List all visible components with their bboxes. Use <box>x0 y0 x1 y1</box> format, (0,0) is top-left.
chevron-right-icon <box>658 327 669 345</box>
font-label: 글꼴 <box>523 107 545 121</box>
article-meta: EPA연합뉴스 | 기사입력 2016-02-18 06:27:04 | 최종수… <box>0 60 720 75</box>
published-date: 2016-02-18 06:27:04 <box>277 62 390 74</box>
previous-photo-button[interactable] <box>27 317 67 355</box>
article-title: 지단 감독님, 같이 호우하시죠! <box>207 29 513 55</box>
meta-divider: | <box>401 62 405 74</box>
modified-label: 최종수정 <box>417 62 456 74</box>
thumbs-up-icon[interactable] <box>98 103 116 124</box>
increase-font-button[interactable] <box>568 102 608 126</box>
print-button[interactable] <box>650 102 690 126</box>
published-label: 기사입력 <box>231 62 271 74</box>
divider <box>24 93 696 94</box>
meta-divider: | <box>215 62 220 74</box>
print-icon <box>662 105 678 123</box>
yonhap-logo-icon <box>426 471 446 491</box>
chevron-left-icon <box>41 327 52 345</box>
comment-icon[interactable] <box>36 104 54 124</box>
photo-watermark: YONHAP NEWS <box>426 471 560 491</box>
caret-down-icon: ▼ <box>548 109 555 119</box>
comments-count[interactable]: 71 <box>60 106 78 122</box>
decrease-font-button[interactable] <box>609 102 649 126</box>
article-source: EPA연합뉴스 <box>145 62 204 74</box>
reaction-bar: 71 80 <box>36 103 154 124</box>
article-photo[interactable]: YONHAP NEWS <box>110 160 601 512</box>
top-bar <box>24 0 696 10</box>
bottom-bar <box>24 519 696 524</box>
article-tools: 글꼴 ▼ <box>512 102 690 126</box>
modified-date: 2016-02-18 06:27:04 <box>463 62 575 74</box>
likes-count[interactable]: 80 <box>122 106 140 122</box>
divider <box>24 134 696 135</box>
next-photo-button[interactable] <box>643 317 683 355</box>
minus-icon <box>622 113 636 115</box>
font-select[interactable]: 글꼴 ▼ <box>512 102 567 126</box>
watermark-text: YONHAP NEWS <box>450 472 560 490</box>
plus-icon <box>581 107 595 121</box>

→ Written exercise
Copy out each line of the entries above that contains the string "modified".

→ Response
modified-label: 최종수정 <box>417 62 456 74</box>
modified-date: 2016-02-18 06:27:04 <box>463 62 575 74</box>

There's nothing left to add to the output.